## Directions for this task
Count how many lines of the material hold "complementaire". Respond with that number alone.

## Listed entries
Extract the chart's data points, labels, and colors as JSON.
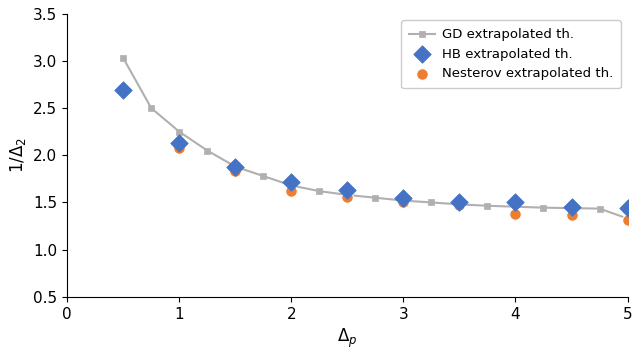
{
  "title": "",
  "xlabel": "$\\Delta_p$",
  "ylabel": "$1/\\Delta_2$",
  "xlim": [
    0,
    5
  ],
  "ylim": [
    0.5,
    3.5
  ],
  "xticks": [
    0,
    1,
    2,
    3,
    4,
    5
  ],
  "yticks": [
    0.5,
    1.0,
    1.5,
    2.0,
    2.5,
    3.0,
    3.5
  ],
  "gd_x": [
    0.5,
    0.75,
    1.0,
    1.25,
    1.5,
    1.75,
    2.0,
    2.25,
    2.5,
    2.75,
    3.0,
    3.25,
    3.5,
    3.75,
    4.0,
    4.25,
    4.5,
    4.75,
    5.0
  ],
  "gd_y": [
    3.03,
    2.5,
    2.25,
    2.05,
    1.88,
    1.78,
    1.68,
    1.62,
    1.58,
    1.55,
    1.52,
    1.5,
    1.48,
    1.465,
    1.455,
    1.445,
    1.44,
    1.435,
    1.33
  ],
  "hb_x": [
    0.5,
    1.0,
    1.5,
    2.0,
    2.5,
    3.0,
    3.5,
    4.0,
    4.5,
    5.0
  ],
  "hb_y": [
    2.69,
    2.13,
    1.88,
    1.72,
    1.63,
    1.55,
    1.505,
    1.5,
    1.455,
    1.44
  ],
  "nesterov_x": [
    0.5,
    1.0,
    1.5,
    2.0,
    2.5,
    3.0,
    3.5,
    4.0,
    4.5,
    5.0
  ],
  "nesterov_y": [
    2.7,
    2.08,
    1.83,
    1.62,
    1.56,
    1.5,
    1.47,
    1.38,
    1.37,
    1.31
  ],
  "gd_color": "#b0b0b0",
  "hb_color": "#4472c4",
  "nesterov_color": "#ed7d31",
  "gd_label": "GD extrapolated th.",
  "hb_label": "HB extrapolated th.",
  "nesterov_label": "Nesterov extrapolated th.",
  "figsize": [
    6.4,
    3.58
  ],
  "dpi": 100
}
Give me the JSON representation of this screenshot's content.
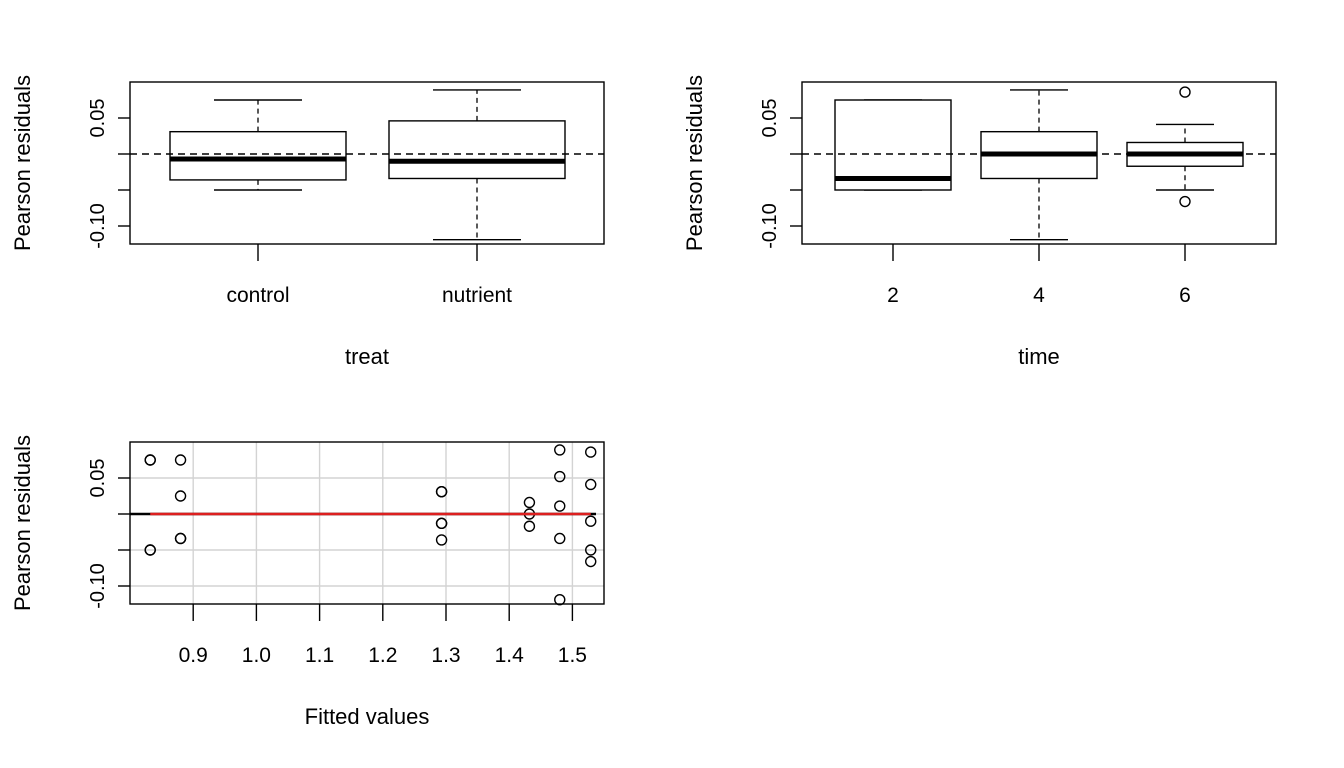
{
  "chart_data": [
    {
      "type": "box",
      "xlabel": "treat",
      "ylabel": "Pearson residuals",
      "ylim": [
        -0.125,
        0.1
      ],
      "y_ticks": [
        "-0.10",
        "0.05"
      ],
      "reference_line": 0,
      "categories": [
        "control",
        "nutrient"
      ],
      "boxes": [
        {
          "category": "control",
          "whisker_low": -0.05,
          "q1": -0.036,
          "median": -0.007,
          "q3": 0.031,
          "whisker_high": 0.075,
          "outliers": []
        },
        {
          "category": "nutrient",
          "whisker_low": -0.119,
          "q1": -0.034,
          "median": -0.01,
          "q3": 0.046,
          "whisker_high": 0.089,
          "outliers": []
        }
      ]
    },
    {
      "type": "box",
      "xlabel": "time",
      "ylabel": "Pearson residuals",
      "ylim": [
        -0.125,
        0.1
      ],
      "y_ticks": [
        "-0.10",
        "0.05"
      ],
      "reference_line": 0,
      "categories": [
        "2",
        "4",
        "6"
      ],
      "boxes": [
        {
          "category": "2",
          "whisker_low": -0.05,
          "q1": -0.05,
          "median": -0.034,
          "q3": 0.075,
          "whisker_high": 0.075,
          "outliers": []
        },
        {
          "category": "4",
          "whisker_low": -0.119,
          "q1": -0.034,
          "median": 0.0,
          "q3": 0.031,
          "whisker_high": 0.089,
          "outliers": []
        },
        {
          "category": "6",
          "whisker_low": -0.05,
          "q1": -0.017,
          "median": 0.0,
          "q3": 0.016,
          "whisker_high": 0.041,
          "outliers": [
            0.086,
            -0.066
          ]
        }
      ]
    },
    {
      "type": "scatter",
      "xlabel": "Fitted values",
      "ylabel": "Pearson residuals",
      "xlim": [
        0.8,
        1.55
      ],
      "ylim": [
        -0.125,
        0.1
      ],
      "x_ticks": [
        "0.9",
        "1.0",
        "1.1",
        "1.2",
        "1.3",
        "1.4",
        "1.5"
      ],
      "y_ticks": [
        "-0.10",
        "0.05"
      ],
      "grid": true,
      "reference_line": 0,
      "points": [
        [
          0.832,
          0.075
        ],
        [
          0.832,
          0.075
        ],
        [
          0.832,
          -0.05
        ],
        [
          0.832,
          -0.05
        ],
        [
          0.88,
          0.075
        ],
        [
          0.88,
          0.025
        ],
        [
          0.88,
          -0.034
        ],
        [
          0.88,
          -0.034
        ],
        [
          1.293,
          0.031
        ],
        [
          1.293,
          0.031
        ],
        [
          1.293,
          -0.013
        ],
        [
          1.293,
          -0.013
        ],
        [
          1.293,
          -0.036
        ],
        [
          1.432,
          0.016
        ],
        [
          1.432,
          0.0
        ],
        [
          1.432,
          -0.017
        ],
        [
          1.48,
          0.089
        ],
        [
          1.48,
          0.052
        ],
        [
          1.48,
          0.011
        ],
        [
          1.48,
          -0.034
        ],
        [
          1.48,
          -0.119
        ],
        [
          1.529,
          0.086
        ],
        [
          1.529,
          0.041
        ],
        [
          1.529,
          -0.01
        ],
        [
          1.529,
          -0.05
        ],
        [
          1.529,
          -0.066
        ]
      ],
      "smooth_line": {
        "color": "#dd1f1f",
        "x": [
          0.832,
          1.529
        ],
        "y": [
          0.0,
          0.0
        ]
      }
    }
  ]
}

==

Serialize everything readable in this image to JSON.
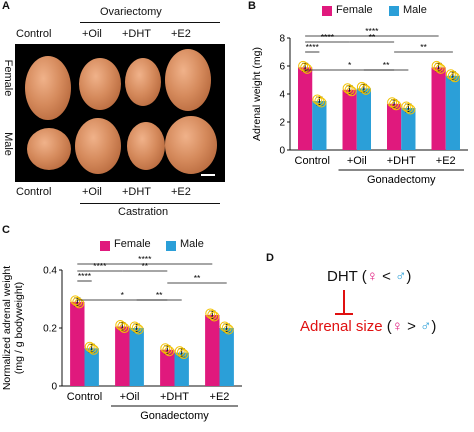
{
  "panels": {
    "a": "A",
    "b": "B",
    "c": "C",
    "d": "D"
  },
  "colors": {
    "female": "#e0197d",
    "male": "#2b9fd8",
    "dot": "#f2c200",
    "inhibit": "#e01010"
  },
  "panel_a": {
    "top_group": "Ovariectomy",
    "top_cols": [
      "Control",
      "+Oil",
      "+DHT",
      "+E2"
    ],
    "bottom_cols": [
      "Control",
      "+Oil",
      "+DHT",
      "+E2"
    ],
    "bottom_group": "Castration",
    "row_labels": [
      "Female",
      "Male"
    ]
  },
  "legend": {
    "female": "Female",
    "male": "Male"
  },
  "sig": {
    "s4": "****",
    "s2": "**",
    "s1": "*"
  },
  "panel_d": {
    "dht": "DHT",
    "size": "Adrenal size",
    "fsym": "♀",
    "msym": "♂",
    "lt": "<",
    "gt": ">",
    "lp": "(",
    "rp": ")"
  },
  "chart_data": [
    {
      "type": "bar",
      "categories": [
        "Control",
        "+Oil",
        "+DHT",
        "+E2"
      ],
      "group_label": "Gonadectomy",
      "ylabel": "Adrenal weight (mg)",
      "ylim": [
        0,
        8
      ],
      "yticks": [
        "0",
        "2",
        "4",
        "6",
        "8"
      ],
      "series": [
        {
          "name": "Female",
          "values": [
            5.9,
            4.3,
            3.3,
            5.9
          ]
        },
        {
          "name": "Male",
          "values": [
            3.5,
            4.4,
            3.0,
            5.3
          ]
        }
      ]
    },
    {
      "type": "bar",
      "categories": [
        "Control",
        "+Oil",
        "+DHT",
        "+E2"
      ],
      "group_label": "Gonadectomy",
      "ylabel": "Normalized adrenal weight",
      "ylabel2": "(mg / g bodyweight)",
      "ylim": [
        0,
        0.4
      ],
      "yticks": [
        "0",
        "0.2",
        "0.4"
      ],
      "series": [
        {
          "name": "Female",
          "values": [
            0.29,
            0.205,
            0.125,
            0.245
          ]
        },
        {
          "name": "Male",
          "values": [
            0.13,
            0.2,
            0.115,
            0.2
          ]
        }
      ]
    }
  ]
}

---

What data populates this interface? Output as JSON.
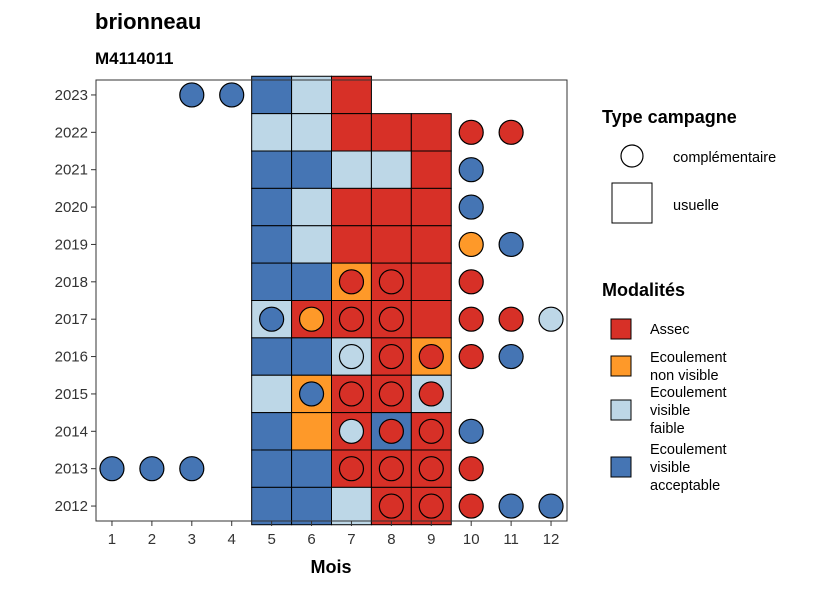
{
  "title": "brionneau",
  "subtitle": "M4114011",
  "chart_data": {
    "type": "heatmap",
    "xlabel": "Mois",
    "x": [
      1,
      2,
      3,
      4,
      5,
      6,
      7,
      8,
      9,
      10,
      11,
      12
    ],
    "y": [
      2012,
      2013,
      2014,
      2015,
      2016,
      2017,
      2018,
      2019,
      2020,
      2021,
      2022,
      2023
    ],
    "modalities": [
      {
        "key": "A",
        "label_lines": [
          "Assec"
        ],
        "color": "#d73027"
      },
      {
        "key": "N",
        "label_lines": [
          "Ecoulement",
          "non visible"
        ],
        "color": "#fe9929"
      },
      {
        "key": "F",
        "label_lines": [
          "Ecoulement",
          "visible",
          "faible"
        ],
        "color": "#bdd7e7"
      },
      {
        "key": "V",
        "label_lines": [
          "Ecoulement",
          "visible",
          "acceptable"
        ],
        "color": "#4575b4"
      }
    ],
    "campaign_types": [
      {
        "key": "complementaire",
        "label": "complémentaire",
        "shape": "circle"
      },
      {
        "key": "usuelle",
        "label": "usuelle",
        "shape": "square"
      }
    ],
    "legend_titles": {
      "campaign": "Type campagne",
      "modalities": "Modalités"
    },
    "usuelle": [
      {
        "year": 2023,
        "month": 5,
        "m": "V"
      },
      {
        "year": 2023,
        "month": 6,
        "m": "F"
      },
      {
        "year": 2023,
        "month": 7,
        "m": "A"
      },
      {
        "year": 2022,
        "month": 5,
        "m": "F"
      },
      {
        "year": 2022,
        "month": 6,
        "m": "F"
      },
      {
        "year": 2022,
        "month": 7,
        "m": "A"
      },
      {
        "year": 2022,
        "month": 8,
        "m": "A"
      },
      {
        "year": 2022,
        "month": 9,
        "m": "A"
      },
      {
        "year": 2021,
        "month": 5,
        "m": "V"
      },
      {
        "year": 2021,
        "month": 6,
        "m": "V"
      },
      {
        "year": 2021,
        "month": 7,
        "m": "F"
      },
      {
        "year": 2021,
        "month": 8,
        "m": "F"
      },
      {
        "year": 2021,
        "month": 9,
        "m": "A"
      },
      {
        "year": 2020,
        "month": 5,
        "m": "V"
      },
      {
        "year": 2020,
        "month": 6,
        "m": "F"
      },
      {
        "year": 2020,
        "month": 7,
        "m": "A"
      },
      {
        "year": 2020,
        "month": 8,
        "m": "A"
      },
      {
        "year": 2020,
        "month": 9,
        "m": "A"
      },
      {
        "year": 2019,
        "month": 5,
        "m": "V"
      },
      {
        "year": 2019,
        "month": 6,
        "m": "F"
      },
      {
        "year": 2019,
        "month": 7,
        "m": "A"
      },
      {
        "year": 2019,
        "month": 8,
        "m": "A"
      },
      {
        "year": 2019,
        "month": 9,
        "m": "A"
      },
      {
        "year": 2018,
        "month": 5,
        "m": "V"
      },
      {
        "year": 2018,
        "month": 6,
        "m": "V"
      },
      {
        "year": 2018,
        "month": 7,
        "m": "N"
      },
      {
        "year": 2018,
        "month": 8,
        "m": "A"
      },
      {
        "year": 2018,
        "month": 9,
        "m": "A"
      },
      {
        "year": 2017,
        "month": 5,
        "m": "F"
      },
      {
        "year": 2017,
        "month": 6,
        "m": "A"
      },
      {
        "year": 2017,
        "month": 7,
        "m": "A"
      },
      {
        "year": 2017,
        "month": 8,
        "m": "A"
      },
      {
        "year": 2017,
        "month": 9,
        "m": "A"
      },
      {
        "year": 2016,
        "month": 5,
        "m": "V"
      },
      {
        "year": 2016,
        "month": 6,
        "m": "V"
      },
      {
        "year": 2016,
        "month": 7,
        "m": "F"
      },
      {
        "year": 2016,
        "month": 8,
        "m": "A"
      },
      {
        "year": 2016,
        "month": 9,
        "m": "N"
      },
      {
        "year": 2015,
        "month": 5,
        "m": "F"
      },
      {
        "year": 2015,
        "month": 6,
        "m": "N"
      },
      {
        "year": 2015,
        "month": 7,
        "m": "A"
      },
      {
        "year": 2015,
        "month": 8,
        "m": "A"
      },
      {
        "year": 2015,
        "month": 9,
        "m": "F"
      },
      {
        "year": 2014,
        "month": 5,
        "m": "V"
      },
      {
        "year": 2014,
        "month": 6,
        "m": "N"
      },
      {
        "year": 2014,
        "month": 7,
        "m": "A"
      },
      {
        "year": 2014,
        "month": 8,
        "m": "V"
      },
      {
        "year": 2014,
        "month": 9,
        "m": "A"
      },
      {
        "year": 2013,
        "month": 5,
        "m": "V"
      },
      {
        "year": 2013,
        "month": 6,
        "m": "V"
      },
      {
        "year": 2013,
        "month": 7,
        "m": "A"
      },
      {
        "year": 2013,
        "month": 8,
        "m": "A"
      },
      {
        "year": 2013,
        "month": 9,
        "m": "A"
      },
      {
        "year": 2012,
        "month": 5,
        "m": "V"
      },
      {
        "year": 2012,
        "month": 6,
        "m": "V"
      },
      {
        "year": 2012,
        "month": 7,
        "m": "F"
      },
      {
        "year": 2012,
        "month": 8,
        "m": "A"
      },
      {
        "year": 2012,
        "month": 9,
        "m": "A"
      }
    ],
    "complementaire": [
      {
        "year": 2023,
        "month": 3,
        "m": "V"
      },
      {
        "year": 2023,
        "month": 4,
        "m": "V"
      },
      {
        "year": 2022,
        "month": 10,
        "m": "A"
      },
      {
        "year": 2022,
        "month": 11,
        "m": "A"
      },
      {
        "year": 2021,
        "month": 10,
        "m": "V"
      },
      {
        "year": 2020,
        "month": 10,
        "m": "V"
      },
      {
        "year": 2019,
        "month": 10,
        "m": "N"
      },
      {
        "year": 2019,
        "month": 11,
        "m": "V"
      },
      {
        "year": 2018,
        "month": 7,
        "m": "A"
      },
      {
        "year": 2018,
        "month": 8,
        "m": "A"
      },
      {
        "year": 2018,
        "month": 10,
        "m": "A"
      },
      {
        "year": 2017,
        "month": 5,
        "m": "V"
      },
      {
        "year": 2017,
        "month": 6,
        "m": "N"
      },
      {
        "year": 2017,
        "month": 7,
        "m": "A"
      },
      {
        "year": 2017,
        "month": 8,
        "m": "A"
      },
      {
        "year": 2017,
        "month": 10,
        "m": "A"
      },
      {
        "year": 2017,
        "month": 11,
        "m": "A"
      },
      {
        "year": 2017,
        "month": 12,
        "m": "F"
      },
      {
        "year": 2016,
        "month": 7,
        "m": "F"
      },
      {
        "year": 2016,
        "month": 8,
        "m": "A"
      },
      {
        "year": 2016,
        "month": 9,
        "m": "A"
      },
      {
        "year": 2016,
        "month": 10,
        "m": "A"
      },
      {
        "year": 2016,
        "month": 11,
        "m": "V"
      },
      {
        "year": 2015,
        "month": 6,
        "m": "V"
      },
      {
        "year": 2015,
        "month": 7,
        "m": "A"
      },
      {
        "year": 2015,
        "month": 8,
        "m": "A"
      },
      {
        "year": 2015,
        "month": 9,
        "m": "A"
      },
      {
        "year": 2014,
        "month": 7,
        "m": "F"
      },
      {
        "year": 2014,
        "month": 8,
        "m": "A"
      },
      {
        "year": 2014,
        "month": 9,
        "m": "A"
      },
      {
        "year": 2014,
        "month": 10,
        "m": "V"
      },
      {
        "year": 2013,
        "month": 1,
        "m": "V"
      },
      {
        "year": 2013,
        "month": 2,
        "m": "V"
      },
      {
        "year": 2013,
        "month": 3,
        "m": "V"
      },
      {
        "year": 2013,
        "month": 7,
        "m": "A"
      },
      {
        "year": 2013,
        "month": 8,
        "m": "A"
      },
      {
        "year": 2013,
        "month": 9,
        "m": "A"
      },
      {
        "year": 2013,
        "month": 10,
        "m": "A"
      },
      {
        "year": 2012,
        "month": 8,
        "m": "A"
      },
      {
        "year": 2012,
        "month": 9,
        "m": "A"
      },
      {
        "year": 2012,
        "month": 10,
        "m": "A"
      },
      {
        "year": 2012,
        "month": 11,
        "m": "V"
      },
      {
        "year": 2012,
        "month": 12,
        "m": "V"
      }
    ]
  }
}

## Exercise result
2